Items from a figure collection
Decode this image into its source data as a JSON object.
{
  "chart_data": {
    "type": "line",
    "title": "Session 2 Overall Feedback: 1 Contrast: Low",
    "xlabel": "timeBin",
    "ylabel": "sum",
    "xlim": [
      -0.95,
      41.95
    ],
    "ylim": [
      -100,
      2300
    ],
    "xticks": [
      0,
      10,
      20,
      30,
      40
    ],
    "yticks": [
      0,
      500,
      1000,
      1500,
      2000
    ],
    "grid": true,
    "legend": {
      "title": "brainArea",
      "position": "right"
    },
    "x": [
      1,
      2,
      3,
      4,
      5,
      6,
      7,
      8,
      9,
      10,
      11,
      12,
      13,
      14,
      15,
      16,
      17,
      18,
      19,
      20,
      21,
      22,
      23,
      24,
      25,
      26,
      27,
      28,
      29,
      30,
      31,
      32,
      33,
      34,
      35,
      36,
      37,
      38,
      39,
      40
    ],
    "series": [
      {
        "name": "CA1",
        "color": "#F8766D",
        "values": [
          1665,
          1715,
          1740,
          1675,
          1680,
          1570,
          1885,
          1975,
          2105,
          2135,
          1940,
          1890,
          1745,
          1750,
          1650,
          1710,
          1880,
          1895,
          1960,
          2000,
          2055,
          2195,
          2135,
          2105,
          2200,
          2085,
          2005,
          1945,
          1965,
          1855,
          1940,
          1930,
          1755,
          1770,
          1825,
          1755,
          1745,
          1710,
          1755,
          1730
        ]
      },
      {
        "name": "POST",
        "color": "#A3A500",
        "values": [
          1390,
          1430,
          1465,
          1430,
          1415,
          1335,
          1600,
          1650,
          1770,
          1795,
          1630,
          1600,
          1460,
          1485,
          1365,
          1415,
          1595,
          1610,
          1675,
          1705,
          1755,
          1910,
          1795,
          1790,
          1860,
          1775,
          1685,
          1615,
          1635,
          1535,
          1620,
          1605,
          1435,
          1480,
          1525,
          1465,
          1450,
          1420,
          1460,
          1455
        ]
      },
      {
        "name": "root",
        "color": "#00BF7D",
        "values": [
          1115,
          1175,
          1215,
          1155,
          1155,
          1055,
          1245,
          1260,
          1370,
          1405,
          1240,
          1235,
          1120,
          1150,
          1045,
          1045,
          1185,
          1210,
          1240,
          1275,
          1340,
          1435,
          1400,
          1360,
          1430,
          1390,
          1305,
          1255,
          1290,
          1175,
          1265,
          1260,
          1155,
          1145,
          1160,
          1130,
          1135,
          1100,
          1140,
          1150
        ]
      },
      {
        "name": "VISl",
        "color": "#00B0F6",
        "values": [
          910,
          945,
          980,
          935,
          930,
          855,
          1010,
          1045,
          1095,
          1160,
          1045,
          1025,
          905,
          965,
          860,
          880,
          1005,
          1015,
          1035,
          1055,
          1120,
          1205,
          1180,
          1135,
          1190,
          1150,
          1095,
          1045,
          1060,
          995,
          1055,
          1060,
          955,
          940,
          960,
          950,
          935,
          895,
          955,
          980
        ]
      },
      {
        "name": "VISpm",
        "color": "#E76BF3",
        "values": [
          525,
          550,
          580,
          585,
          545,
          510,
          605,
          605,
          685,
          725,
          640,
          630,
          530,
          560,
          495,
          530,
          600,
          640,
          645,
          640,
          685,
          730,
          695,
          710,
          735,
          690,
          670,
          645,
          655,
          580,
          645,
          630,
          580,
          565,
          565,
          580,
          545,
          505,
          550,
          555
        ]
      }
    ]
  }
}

REQUEST:
Track down all lines above with the string "color" and copy them.

EXPECTED OUTPUT:
        "color": "#F8766D",
        "color": "#A3A500",
        "color": "#00BF7D",
        "color": "#00B0F6",
        "color": "#E76BF3",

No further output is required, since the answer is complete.